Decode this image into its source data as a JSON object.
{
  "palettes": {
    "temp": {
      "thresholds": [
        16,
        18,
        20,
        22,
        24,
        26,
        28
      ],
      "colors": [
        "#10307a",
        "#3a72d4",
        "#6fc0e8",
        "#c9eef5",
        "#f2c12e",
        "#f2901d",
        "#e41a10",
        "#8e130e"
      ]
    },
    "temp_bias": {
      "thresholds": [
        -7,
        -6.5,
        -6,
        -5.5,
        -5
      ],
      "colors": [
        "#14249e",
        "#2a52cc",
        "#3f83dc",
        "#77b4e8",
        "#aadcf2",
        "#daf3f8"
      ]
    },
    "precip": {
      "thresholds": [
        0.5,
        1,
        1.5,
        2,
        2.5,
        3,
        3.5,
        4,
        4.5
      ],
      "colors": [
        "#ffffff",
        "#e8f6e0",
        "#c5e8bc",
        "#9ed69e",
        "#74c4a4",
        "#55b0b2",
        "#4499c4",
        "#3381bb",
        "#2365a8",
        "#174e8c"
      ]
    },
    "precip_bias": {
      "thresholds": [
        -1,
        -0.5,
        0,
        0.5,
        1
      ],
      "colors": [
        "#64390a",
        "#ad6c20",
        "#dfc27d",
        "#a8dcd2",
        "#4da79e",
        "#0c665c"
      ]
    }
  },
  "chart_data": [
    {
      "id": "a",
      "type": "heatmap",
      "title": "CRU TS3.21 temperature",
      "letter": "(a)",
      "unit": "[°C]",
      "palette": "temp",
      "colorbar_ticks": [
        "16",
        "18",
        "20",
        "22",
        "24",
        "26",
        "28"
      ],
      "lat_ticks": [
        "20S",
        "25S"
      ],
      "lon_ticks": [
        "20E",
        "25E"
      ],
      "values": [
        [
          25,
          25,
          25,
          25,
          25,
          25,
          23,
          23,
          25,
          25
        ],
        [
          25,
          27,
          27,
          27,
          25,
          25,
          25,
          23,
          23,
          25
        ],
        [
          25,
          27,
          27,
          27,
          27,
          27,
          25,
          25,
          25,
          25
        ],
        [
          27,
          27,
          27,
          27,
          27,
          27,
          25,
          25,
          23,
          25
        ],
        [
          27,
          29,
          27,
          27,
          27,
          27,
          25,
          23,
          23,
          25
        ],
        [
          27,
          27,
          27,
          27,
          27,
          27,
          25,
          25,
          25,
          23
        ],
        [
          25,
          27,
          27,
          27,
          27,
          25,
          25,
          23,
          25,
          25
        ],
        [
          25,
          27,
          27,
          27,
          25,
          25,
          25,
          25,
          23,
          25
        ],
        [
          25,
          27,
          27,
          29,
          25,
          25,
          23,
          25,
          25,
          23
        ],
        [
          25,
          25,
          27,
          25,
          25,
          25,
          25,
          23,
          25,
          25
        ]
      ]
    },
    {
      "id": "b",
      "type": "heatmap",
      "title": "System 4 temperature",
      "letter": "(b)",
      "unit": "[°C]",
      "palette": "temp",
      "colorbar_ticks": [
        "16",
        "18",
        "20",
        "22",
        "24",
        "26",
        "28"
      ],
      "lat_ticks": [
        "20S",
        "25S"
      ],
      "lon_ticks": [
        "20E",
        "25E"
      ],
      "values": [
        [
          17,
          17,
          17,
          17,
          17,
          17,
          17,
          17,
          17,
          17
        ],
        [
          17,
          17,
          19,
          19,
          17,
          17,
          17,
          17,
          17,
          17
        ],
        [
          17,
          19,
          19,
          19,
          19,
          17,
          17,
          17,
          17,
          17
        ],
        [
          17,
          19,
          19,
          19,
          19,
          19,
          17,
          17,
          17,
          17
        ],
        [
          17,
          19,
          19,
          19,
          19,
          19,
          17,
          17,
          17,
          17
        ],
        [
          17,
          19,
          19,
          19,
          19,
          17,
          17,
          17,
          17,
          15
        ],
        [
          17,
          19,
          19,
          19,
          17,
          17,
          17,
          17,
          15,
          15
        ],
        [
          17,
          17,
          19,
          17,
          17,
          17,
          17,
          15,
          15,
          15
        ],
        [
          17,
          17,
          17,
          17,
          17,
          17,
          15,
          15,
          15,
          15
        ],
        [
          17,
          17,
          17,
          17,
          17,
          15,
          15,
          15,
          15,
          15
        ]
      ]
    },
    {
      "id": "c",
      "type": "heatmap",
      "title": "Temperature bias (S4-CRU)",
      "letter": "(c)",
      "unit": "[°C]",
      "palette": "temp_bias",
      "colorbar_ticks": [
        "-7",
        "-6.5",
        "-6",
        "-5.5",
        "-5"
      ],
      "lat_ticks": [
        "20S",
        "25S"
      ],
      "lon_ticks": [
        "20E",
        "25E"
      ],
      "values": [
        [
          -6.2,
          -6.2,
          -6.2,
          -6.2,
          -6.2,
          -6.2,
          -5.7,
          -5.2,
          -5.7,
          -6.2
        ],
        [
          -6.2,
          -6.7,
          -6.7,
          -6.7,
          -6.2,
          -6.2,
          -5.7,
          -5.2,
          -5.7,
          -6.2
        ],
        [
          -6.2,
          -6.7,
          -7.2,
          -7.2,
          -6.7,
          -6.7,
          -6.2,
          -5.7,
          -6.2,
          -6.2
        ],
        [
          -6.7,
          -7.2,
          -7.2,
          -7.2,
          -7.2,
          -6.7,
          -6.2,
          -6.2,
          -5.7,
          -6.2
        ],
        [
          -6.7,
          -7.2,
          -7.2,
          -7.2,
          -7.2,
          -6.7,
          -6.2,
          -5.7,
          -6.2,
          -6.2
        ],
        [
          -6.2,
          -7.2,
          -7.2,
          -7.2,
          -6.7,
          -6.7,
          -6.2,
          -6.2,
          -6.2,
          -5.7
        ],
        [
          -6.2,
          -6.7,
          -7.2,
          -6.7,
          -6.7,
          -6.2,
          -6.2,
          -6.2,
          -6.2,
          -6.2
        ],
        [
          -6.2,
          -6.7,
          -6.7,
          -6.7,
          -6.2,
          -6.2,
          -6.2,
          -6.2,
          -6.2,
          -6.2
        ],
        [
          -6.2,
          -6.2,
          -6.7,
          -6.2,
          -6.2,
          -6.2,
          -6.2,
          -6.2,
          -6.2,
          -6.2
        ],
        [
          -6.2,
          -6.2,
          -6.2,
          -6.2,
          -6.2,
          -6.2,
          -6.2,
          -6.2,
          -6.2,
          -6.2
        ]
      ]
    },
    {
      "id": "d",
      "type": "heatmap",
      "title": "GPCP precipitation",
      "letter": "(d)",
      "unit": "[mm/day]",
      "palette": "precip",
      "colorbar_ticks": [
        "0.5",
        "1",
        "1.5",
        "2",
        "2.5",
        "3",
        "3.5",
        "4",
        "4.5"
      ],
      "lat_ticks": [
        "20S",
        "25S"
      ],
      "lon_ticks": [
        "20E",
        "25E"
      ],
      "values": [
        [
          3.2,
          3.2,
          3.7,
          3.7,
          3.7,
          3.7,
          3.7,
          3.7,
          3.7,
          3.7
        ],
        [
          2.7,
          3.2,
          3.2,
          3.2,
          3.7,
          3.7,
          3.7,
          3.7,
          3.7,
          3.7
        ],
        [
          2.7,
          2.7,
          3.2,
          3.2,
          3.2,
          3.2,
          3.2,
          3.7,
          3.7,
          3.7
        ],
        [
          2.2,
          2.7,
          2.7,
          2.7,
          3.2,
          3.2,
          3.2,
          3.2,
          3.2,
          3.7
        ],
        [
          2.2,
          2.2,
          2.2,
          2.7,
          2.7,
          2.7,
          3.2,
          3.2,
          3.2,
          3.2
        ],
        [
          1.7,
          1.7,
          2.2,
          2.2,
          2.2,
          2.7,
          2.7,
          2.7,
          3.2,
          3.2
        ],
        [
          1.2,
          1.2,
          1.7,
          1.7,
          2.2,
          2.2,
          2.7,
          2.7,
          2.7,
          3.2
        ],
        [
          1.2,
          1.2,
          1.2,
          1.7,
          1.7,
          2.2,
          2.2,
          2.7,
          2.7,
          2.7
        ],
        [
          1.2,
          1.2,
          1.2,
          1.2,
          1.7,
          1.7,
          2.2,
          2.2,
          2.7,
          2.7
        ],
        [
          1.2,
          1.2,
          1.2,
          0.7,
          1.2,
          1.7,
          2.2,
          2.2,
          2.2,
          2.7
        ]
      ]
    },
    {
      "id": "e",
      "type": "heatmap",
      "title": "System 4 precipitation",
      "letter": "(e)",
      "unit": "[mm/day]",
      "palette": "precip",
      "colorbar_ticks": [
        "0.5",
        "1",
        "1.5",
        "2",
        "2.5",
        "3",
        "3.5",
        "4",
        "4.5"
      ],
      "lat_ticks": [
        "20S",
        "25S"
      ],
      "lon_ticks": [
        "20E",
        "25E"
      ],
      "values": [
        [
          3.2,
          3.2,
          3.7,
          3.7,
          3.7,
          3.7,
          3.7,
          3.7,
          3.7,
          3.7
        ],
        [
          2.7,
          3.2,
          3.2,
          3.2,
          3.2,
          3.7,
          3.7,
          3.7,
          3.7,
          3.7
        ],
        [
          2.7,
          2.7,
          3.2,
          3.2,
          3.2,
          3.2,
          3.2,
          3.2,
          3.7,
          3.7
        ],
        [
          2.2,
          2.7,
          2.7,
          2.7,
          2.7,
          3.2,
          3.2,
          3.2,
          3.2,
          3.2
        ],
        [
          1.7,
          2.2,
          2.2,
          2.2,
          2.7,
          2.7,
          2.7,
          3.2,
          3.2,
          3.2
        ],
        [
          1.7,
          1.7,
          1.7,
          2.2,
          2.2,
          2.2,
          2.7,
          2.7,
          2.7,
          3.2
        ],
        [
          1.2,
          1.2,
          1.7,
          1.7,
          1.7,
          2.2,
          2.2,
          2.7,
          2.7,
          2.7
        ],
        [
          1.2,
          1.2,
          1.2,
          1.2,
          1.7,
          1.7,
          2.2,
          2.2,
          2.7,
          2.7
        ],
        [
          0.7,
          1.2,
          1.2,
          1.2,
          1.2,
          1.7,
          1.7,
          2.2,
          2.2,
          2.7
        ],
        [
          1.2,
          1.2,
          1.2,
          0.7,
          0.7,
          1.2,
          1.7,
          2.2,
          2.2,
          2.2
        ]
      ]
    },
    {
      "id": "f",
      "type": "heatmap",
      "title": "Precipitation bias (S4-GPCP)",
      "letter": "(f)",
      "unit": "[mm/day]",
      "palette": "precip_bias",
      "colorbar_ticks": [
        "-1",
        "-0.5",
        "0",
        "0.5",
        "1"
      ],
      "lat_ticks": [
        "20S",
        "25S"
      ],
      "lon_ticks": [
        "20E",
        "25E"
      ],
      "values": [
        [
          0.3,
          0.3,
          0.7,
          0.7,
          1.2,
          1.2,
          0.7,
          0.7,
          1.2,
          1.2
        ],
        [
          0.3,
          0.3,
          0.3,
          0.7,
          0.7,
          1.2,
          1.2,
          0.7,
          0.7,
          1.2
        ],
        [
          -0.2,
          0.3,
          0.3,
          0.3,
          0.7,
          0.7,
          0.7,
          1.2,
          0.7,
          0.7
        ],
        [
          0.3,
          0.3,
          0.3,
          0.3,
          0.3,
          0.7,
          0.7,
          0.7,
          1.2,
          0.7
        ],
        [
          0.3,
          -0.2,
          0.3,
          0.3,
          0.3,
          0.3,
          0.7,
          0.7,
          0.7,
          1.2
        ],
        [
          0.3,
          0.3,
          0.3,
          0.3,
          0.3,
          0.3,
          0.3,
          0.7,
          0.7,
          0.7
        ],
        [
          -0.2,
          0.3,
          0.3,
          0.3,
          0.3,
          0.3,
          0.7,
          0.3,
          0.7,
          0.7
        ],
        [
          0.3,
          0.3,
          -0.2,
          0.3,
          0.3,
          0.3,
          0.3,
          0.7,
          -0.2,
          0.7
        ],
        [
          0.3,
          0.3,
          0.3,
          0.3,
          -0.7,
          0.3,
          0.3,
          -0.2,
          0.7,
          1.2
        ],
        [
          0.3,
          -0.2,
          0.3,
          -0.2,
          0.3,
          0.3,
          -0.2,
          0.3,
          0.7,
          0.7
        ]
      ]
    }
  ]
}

WHAT TO WORK ON:
Find every line that includes the string "GPCP". Report how many there are and nothing else.

REPLY TO THE TASK:
2